[DATA SHOWN — start]

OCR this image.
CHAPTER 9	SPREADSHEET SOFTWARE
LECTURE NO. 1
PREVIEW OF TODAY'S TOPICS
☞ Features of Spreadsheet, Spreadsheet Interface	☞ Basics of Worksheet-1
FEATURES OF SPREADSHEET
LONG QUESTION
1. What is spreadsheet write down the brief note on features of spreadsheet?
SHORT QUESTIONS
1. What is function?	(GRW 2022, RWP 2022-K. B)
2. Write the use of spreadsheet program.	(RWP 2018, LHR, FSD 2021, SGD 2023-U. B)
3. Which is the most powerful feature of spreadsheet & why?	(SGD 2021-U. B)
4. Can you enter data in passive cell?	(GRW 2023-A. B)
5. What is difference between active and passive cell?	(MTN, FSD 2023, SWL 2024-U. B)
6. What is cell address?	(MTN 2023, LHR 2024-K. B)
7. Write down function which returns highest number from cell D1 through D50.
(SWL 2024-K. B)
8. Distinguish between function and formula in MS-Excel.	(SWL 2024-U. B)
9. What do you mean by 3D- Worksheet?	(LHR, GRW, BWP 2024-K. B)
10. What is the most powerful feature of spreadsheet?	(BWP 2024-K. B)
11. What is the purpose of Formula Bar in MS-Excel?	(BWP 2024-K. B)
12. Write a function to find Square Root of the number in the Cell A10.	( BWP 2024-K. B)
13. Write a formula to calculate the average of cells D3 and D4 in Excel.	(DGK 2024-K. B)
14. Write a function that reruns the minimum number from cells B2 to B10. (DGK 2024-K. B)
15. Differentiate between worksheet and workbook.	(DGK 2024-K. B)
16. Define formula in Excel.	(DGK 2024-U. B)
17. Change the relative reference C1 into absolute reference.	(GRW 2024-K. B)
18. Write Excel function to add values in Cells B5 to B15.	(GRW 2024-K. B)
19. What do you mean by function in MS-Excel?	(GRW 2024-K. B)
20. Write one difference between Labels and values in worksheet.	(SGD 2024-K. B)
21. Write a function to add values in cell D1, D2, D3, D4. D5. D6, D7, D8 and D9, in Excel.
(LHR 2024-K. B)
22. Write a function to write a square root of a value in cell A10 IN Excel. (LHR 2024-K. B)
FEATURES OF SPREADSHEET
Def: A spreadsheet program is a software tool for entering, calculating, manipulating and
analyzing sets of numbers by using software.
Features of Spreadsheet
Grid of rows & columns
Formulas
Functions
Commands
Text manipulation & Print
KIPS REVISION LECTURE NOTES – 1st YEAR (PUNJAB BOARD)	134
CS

[DATA SHOWN — finish]

Each entry above is to be transcribed word for word.

=== YOUR RESPONSE ===
OCR this image.
CHAPTER 9	SPREADSHEET SOFTWARE
LECTURE NO. 1
PREVIEW OF TODAY'S TOPICS
☞ Features of Spreadsheet, Spreadsheet Interface	☞ Basics of Worksheet-1
FEATURES OF SPREADSHEET
LONG QUESTION
1. What is spreadsheet write down the brief note on features of spreadsheet?
SHORT QUESTIONS
1. What is function?	(GRW 2022, RWP 2022-K. B)
2. Write the use of spreadsheet program.	(RWP 2018, LHR, FSD 2021, SGD 2023-U. B)
3. Which is the most powerful feature of spreadsheet & why?	(SGD 2021-U. B)
4. Can you enter data in passive cell?	(GRW 2023-A. B)
5. What is difference between active and passive cell?	(MTN, FSD 2023, SWL 2024-U. B)
6. What is cell address?	(MTN 2023, LHR 2024-K. B)
7. Write down function which returns highest number from cell D1 through D50.
(SWL 2024-K. B)
8. Distinguish between function and formula in MS-Excel.	(SWL 2024-U. B)
9. What do you mean by 3D- Worksheet?	(LHR, GRW, BWP 2024-K. B)
10. What is the most powerful feature of spreadsheet?	(BWP 2024-K. B)
11. What is the purpose of Formula Bar in MS-Excel?	(BWP 2024-K. B)
12. Write a function to find Square Root of the number in the Cell A10.	( BWP 2024-K. B)
13. Write a formula to calculate the average of cells D3 and D4 in Excel.	(DGK 2024-K. B)
14. Write a function that reruns the minimum number from cells B2 to B10. (DGK 2024-K. B)
15. Differentiate between worksheet and workbook.	(DGK 2024-K. B)
16. Define formula in Excel.	(DGK 2024-U. B)
17. Change the relative reference C1 into absolute reference.	(GRW 2024-K. B)
18. Write Excel function to add values in Cells B5 to B15.	(GRW 2024-K. B)
19. What do you mean by function in MS-Excel?	(GRW 2024-K. B)
20. Write one difference between Labels and values in worksheet.	(SGD 2024-K. B)
21. Write a function to add values in cell D1, D2, D3, D4. D5. D6, D7, D8 and D9, in Excel.
(LHR 2024-K. B)
22. Write a function to write a square root of a value in cell A10 IN Excel. (LHR 2024-K. B)
FEATURES OF SPREADSHEET
Def: A spreadsheet program is a software tool for entering, calculating, manipulating and
analyzing sets of numbers by using software.
Features of Spreadsheet
Grid of rows & columns
Formulas
Functions
Commands
Text manipulation & Print
KIPS REVISION LECTURE NOTES – 1st YEAR (PUNJAB BOARD)	134
CS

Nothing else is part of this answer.